DATA IN THIS EXERCISE =>
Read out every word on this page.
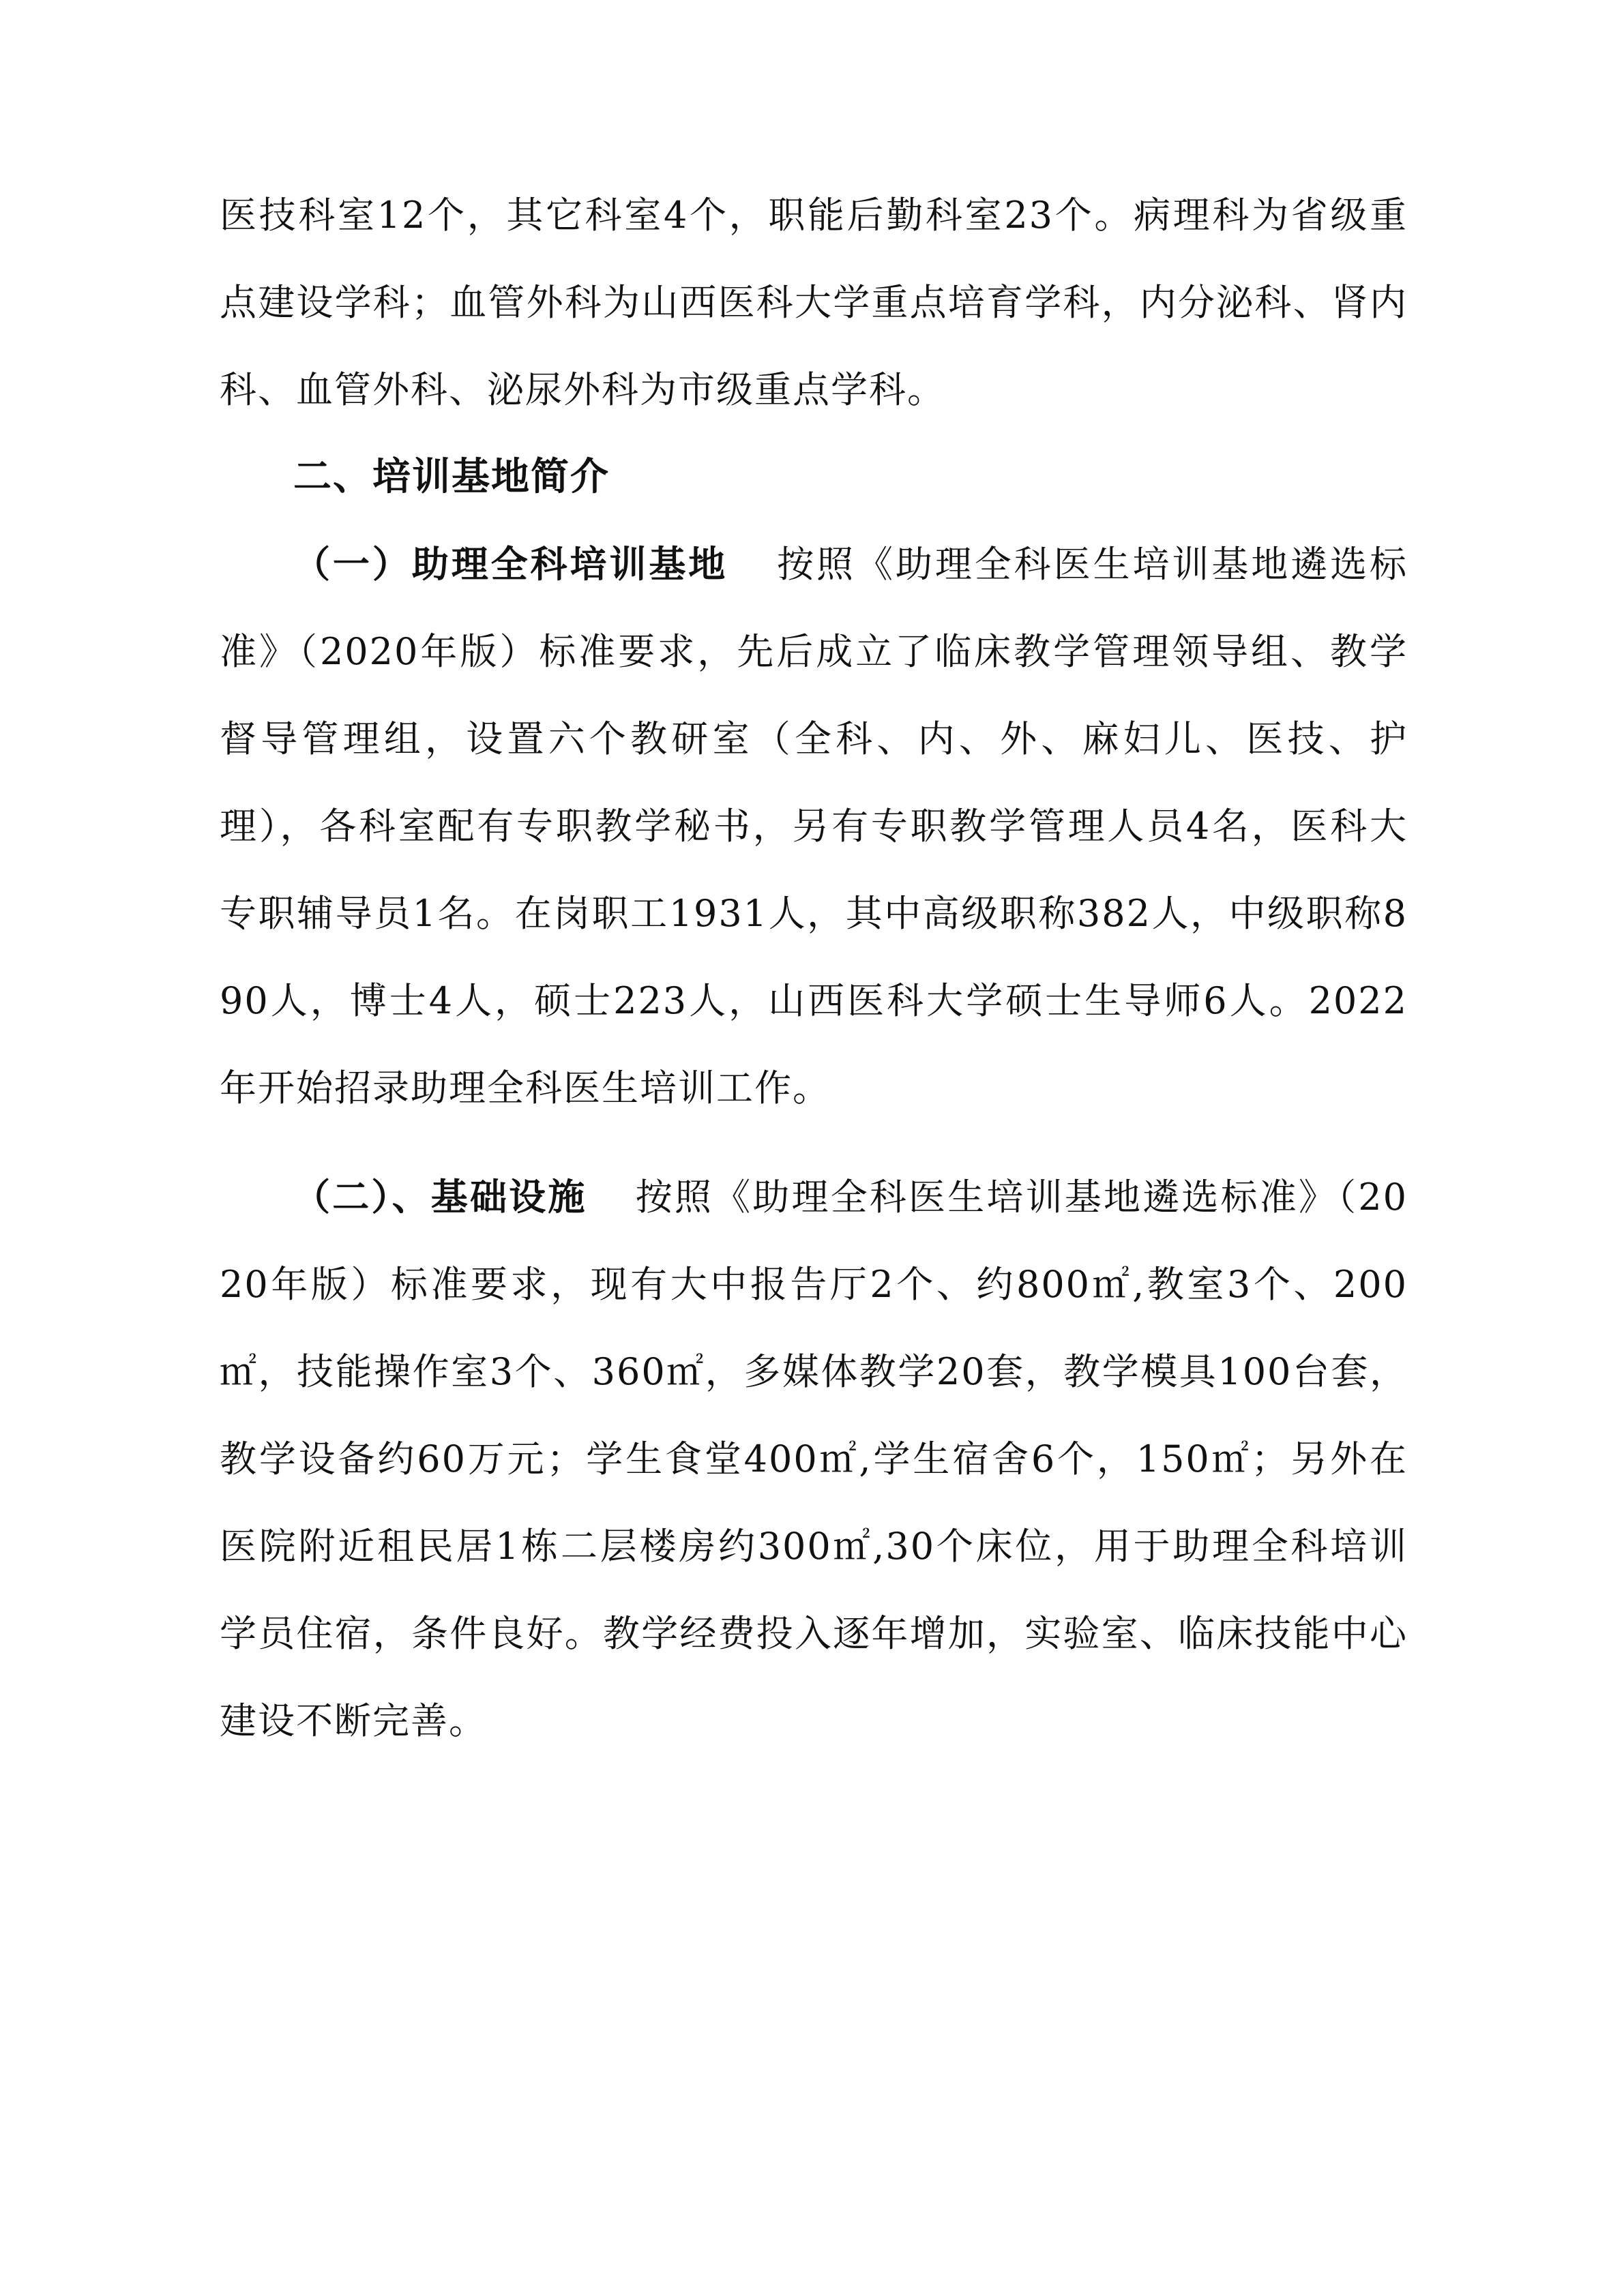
医技科室12个，其它科室4个，职能后勤科室23个。病理科为省级重点建设学科；血管外科为山西医科大学重点培育学科，内分泌科、肾内科、血管外科、泌尿外科为市级重点学科。

二、培训基地简介

（一）助理全科培训基地 按照《助理全科医生培训基地遴选标准》（2020年版）标准要求，先后成立了临床教学管理领导组、教学督导管理组，设置六个教研室（全科、内、外、麻妇儿、医技、护理），各科室配有专职教学秘书，另有专职教学管理人员4名，医科大专职辅导员1名。在岗职工1931人，其中高级职称382人，中级职称890人，博士4人，硕士223人，山西医科大学硕士生导师6人。2022年开始招录助理全科医生培训工作。

（二）、基础设施 按照《助理全科医生培训基地遴选标准》（2020年版）标准要求，现有大中报告厅2个、约800㎡,教室3个、200㎡，技能操作室3个、360㎡，多媒体教学20套，教学模具100台套，教学设备约60万元；学生食堂400㎡,学生宿舍6个，150㎡；另外在医院附近租民居1栋二层楼房约300㎡,30个床位，用于助理全科培训学员住宿，条件良好。教学经费投入逐年增加，实验室、临床技能中心建设不断完善。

PROBLEM TO WORK ON =>
Each line of the data should be quoted exactly, with pictures left out.

ANSWER TO THE TASK =>
Read out every word on this page.
医技科室12个，其它科室4个，职能后勤科室23个。病理科为省级重点建设学科；血管外科为山西医科大学重点培育学科，内分泌科、肾内科、血管外科、泌尿外科为市级重点学科。

二、培训基地简介

（一）助理全科培训基地 按照《助理全科医生培训基地遴选标准》（2020年版）标准要求，先后成立了临床教学管理领导组、教学督导管理组，设置六个教研室（全科、内、外、麻妇儿、医技、护理），各科室配有专职教学秘书，另有专职教学管理人员4名，医科大专职辅导员1名。在岗职工1931人，其中高级职称382人，中级职称890人，博士4人，硕士223人，山西医科大学硕士生导师6人。2022年开始招录助理全科医生培训工作。

（二）、基础设施 按照《助理全科医生培训基地遴选标准》（2020年版）标准要求，现有大中报告厅2个、约800㎡,教室3个、200㎡，技能操作室3个、360㎡，多媒体教学20套，教学模具100台套，教学设备约60万元；学生食堂400㎡,学生宿舍6个，150㎡；另外在医院附近租民居1栋二层楼房约300㎡,30个床位，用于助理全科培训学员住宿，条件良好。教学经费投入逐年增加，实验室、临床技能中心建设不断完善。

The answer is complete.